Dataset entries:
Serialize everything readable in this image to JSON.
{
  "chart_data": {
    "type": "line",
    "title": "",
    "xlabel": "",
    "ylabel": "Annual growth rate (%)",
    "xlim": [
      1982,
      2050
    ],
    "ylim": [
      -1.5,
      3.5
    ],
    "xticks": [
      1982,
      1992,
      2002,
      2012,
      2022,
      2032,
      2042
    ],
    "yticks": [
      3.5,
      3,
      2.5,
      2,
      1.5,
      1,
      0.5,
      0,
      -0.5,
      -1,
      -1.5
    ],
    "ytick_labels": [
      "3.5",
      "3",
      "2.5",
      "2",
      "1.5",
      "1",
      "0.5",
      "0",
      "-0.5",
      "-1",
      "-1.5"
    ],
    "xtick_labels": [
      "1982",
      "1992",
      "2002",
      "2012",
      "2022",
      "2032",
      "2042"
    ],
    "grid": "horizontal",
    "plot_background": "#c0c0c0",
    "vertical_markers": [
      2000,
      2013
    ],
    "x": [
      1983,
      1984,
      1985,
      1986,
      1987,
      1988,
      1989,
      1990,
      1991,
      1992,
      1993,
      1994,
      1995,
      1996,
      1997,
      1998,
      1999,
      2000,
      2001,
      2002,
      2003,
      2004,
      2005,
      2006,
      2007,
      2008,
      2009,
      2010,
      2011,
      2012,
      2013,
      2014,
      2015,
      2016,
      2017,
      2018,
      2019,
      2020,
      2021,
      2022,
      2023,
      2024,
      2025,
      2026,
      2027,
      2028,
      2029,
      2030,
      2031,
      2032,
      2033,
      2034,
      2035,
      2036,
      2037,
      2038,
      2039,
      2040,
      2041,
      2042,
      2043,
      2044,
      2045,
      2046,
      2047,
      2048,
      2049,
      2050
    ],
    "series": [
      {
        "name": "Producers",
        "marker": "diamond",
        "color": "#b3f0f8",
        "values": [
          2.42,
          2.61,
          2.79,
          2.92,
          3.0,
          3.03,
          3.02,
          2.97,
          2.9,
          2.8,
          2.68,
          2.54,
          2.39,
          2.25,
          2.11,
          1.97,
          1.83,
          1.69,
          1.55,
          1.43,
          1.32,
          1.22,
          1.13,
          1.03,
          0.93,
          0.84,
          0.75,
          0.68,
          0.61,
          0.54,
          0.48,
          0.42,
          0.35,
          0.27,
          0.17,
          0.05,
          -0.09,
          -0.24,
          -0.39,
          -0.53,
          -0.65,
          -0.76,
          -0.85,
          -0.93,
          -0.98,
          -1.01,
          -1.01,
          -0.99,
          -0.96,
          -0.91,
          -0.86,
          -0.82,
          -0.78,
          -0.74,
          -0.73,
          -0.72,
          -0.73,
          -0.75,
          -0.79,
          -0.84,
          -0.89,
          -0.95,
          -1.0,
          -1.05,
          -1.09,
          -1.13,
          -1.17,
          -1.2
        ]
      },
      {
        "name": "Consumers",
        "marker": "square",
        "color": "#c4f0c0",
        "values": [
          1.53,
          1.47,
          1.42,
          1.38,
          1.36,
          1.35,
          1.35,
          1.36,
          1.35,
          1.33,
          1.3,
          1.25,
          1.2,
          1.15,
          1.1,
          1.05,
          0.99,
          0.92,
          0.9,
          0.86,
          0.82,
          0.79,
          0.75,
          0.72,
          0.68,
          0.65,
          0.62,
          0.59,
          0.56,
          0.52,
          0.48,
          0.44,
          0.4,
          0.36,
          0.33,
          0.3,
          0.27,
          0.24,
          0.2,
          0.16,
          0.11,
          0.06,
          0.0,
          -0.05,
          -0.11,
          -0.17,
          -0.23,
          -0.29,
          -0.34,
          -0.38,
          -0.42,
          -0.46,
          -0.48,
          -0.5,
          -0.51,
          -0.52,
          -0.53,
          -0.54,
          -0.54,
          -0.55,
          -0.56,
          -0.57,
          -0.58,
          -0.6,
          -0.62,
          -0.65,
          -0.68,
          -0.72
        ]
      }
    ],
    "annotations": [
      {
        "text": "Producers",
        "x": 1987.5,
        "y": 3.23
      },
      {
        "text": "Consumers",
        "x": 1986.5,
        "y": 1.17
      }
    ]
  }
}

Request: Type the whole listing again, unaltered.

Expected output:
Serialize everything readable in this image to JSON.
{
  "chart_data": {
    "type": "line",
    "title": "",
    "xlabel": "",
    "ylabel": "Annual growth rate (%)",
    "xlim": [
      1982,
      2050
    ],
    "ylim": [
      -1.5,
      3.5
    ],
    "xticks": [
      1982,
      1992,
      2002,
      2012,
      2022,
      2032,
      2042
    ],
    "yticks": [
      3.5,
      3,
      2.5,
      2,
      1.5,
      1,
      0.5,
      0,
      -0.5,
      -1,
      -1.5
    ],
    "ytick_labels": [
      "3.5",
      "3",
      "2.5",
      "2",
      "1.5",
      "1",
      "0.5",
      "0",
      "-0.5",
      "-1",
      "-1.5"
    ],
    "xtick_labels": [
      "1982",
      "1992",
      "2002",
      "2012",
      "2022",
      "2032",
      "2042"
    ],
    "grid": "horizontal",
    "plot_background": "#c0c0c0",
    "vertical_markers": [
      2000,
      2013
    ],
    "x": [
      1983,
      1984,
      1985,
      1986,
      1987,
      1988,
      1989,
      1990,
      1991,
      1992,
      1993,
      1994,
      1995,
      1996,
      1997,
      1998,
      1999,
      2000,
      2001,
      2002,
      2003,
      2004,
      2005,
      2006,
      2007,
      2008,
      2009,
      2010,
      2011,
      2012,
      2013,
      2014,
      2015,
      2016,
      2017,
      2018,
      2019,
      2020,
      2021,
      2022,
      2023,
      2024,
      2025,
      2026,
      2027,
      2028,
      2029,
      2030,
      2031,
      2032,
      2033,
      2034,
      2035,
      2036,
      2037,
      2038,
      2039,
      2040,
      2041,
      2042,
      2043,
      2044,
      2045,
      2046,
      2047,
      2048,
      2049,
      2050
    ],
    "series": [
      {
        "name": "Producers",
        "marker": "diamond",
        "color": "#b3f0f8",
        "values": [
          2.42,
          2.61,
          2.79,
          2.92,
          3.0,
          3.03,
          3.02,
          2.97,
          2.9,
          2.8,
          2.68,
          2.54,
          2.39,
          2.25,
          2.11,
          1.97,
          1.83,
          1.69,
          1.55,
          1.43,
          1.32,
          1.22,
          1.13,
          1.03,
          0.93,
          0.84,
          0.75,
          0.68,
          0.61,
          0.54,
          0.48,
          0.42,
          0.35,
          0.27,
          0.17,
          0.05,
          -0.09,
          -0.24,
          -0.39,
          -0.53,
          -0.65,
          -0.76,
          -0.85,
          -0.93,
          -0.98,
          -1.01,
          -1.01,
          -0.99,
          -0.96,
          -0.91,
          -0.86,
          -0.82,
          -0.78,
          -0.74,
          -0.73,
          -0.72,
          -0.73,
          -0.75,
          -0.79,
          -0.84,
          -0.89,
          -0.95,
          -1.0,
          -1.05,
          -1.09,
          -1.13,
          -1.17,
          -1.2
        ]
      },
      {
        "name": "Consumers",
        "marker": "square",
        "color": "#c4f0c0",
        "values": [
          1.53,
          1.47,
          1.42,
          1.38,
          1.36,
          1.35,
          1.35,
          1.36,
          1.35,
          1.33,
          1.3,
          1.25,
          1.2,
          1.15,
          1.1,
          1.05,
          0.99,
          0.92,
          0.9,
          0.86,
          0.82,
          0.79,
          0.75,
          0.72,
          0.68,
          0.65,
          0.62,
          0.59,
          0.56,
          0.52,
          0.48,
          0.44,
          0.4,
          0.36,
          0.33,
          0.3,
          0.27,
          0.24,
          0.2,
          0.16,
          0.11,
          0.06,
          0.0,
          -0.05,
          -0.11,
          -0.17,
          -0.23,
          -0.29,
          -0.34,
          -0.38,
          -0.42,
          -0.46,
          -0.48,
          -0.5,
          -0.51,
          -0.52,
          -0.53,
          -0.54,
          -0.54,
          -0.55,
          -0.56,
          -0.57,
          -0.58,
          -0.6,
          -0.62,
          -0.65,
          -0.68,
          -0.72
        ]
      }
    ],
    "annotations": [
      {
        "text": "Producers",
        "x": 1987.5,
        "y": 3.23
      },
      {
        "text": "Consumers",
        "x": 1986.5,
        "y": 1.17
      }
    ]
  }
}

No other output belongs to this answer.